_JOB_: Pictures do not belong in the copy, so please give every entry below again exactly.

[Data entries]
╭──
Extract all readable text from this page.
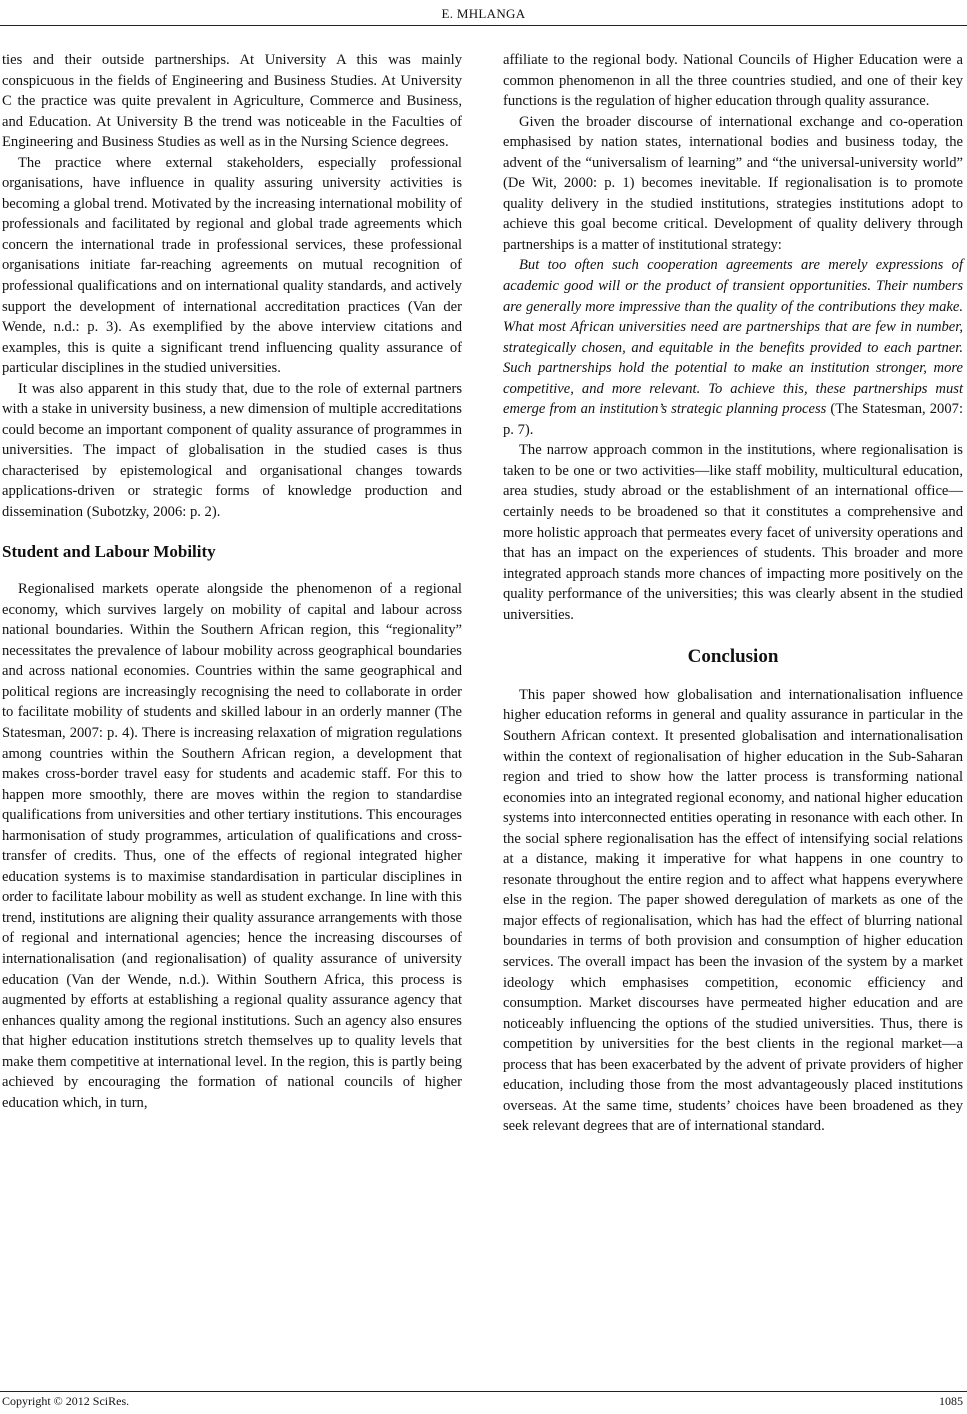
E. MHLANGA

ties and their outside partnerships. At University A this was mainly conspicuous in the fields of Engineering and Business Studies. At University C the practice was quite prevalent in Agriculture, Commerce and Business, and Education. At University B the trend was noticeable in the Faculties of Engineering and Business Studies as well as in the Nursing Science degrees.

The practice where external stakeholders, especially professional organisations, have influence in quality assuring university activities is becoming a global trend. Motivated by the increasing international mobility of professionals and facilitated by regional and global trade agreements which concern the international trade in professional services, these professional organisations initiate far-reaching agreements on mutual recognition of professional qualifications and on international quality standards, and actively support the development of international accreditation practices (Van der Wende, n.d.: p. 3). As exemplified by the above interview citations and examples, this is quite a significant trend influencing quality assurance of particular disciplines in the studied universities.

It was also apparent in this study that, due to the role of external partners with a stake in university business, a new dimension of multiple accreditations could become an important component of quality assurance of programmes in universities. The impact of globalisation in the studied cases is thus characterised by epistemological and organisational changes towards applications-driven or strategic forms of knowledge production and dissemination (Subotzky, 2006: p. 2).

Student and Labour Mobility

Regionalised markets operate alongside the phenomenon of a regional economy, which survives largely on mobility of capital and labour across national boundaries. Within the Southern African region, this “regionality” necessitates the prevalence of labour mobility across geographical boundaries and across national economies. Countries within the same geographical and political regions are increasingly recognising the need to collaborate in order to facilitate mobility of students and skilled labour in an orderly manner (The Statesman, 2007: p. 4). There is increasing relaxation of migration regulations among countries within the Southern African region, a development that makes cross-border travel easy for students and academic staff. For this to happen more smoothly, there are moves within the region to standardise qualifications from universities and other tertiary institutions. This encourages harmonisation of study programmes, articulation of qualifications and cross-transfer of credits. Thus, one of the effects of regional integrated higher education systems is to maximise standardisation in particular disciplines in order to facilitate labour mobility as well as student exchange. In line with this trend, institutions are aligning their quality assurance arrangements with those of regional and international agencies; hence the increasing discourses of internationalisation (and regionalisation) of quality assurance of university education (Van der Wende, n.d.). Within Southern Africa, this process is augmented by efforts at establishing a regional quality assurance agency that enhances quality among the regional institutions. Such an agency also ensures that higher education institutions stretch themselves up to quality levels that make them competitive at international level. In the region, this is partly being achieved by encouraging the formation of national councils of higher education which, in turn,

affiliate to the regional body. National Councils of Higher Education were a common phenomenon in all the three countries studied, and one of their key functions is the regulation of higher education through quality assurance.

Given the broader discourse of international exchange and co-operation emphasised by nation states, international bodies and business today, the advent of the “universalism of learning” and “the universal-university world” (De Wit, 2000: p. 1) becomes inevitable. If regionalisation is to promote quality delivery in the studied institutions, strategies institutions adopt to achieve this goal become critical. Development of quality delivery through partnerships is a matter of institutional strategy:

But too often such cooperation agreements are merely expressions of academic good will or the product of transient opportunities. Their numbers are generally more impressive than the quality of the contributions they make. What most African universities need are partnerships that are few in number, strategically chosen, and equitable in the benefits provided to each partner. Such partnerships hold the potential to make an institution stronger, more competitive, and more relevant. To achieve this, these partnerships must emerge from an institution’s strategic planning process (The Statesman, 2007: p. 7).

The narrow approach common in the institutions, where regionalisation is taken to be one or two activities—like staff mobility, multicultural education, area studies, study abroad or the establishment of an international office—certainly needs to be broadened so that it constitutes a comprehensive and more holistic approach that permeates every facet of university operations and that has an impact on the experiences of students. This broader and more integrated approach stands more chances of impacting more positively on the quality performance of the universities; this was clearly absent in the studied universities.

Conclusion

This paper showed how globalisation and internationalisation influence higher education reforms in general and quality assurance in particular in the Southern African context. It presented globalisation and internationalisation within the context of regionalisation of higher education in the Sub-Saharan region and tried to show how the latter process is transforming national economies into an integrated regional economy, and national higher education systems into interconnected entities operating in resonance with each other. In the social sphere regionalisation has the effect of intensifying social relations at a distance, making it imperative for what happens in one country to resonate throughout the entire region and to affect what happens everywhere else in the region. The paper showed deregulation of markets as one of the major effects of regionalisation, which has had the effect of blurring national boundaries in terms of both provision and consumption of higher education services. The overall impact has been the invasion of the system by a market ideology which emphasises competition, economic efficiency and consumption. Market discourses have permeated higher education and are noticeably influencing the options of the studied universities. Thus, there is competition by universities for the best clients in the regional market—a process that has been exacerbated by the advent of private providers of higher education, including those from the most advantageously placed institutions overseas. At the same time, students’ choices have been broadened as they seek relevant degrees that are of international standard.

Copyright © 2012 SciRes.	1085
╰──
_WRITTEN ANSWER_:
Extract all readable text from this page.
E. MHLANGA

ties and their outside partnerships. At University A this was mainly conspicuous in the fields of Engineering and Business Studies. At University C the practice was quite prevalent in Agriculture, Commerce and Business, and Education. At University B the trend was noticeable in the Faculties of Engineering and Business Studies as well as in the Nursing Science degrees.

The practice where external stakeholders, especially professional organisations, have influence in quality assuring university activities is becoming a global trend. Motivated by the increasing international mobility of professionals and facilitated by regional and global trade agreements which concern the international trade in professional services, these professional organisations initiate far-reaching agreements on mutual recognition of professional qualifications and on international quality standards, and actively support the development of international accreditation practices (Van der Wende, n.d.: p. 3). As exemplified by the above interview citations and examples, this is quite a significant trend influencing quality assurance of particular disciplines in the studied universities.

It was also apparent in this study that, due to the role of external partners with a stake in university business, a new dimension of multiple accreditations could become an important component of quality assurance of programmes in universities. The impact of globalisation in the studied cases is thus characterised by epistemological and organisational changes towards applications-driven or strategic forms of knowledge production and dissemination (Subotzky, 2006: p. 2).

Student and Labour Mobility

Regionalised markets operate alongside the phenomenon of a regional economy, which survives largely on mobility of capital and labour across national boundaries. Within the Southern African region, this “regionality” necessitates the prevalence of labour mobility across geographical boundaries and across national economies. Countries within the same geographical and political regions are increasingly recognising the need to collaborate in order to facilitate mobility of students and skilled labour in an orderly manner (The Statesman, 2007: p. 4). There is increasing relaxation of migration regulations among countries within the Southern African region, a development that makes cross-border travel easy for students and academic staff. For this to happen more smoothly, there are moves within the region to standardise qualifications from universities and other tertiary institutions. This encourages harmonisation of study programmes, articulation of qualifications and cross-transfer of credits. Thus, one of the effects of regional integrated higher education systems is to maximise standardisation in particular disciplines in order to facilitate labour mobility as well as student exchange. In line with this trend, institutions are aligning their quality assurance arrangements with those of regional and international agencies; hence the increasing discourses of internationalisation (and regionalisation) of quality assurance of university education (Van der Wende, n.d.). Within Southern Africa, this process is augmented by efforts at establishing a regional quality assurance agency that enhances quality among the regional institutions. Such an agency also ensures that higher education institutions stretch themselves up to quality levels that make them competitive at international level. In the region, this is partly being achieved by encouraging the formation of national councils of higher education which, in turn,

affiliate to the regional body. National Councils of Higher Education were a common phenomenon in all the three countries studied, and one of their key functions is the regulation of higher education through quality assurance.

Given the broader discourse of international exchange and co-operation emphasised by nation states, international bodies and business today, the advent of the “universalism of learning” and “the universal-university world” (De Wit, 2000: p. 1) becomes inevitable. If regionalisation is to promote quality delivery in the studied institutions, strategies institutions adopt to achieve this goal become critical. Development of quality delivery through partnerships is a matter of institutional strategy:

But too often such cooperation agreements are merely expressions of academic good will or the product of transient opportunities. Their numbers are generally more impressive than the quality of the contributions they make. What most African universities need are partnerships that are few in number, strategically chosen, and equitable in the benefits provided to each partner. Such partnerships hold the potential to make an institution stronger, more competitive, and more relevant. To achieve this, these partnerships must emerge from an institution’s strategic planning process (The Statesman, 2007: p. 7).

The narrow approach common in the institutions, where regionalisation is taken to be one or two activities—like staff mobility, multicultural education, area studies, study abroad or the establishment of an international office—certainly needs to be broadened so that it constitutes a comprehensive and more holistic approach that permeates every facet of university operations and that has an impact on the experiences of students. This broader and more integrated approach stands more chances of impacting more positively on the quality performance of the universities; this was clearly absent in the studied universities.

Conclusion

This paper showed how globalisation and internationalisation influence higher education reforms in general and quality assurance in particular in the Southern African context. It presented globalisation and internationalisation within the context of regionalisation of higher education in the Sub-Saharan region and tried to show how the latter process is transforming national economies into an integrated regional economy, and national higher education systems into interconnected entities operating in resonance with each other. In the social sphere regionalisation has the effect of intensifying social relations at a distance, making it imperative for what happens in one country to resonate throughout the entire region and to affect what happens everywhere else in the region. The paper showed deregulation of markets as one of the major effects of regionalisation, which has had the effect of blurring national boundaries in terms of both provision and consumption of higher education services. The overall impact has been the invasion of the system by a market ideology which emphasises competition, economic efficiency and consumption. Market discourses have permeated higher education and are noticeably influencing the options of the studied universities. Thus, there is competition by universities for the best clients in the regional market—a process that has been exacerbated by the advent of private providers of higher education, including those from the most advantageously placed institutions overseas. At the same time, students’ choices have been broadened as they seek relevant degrees that are of international standard.

Copyright © 2012 SciRes.	1085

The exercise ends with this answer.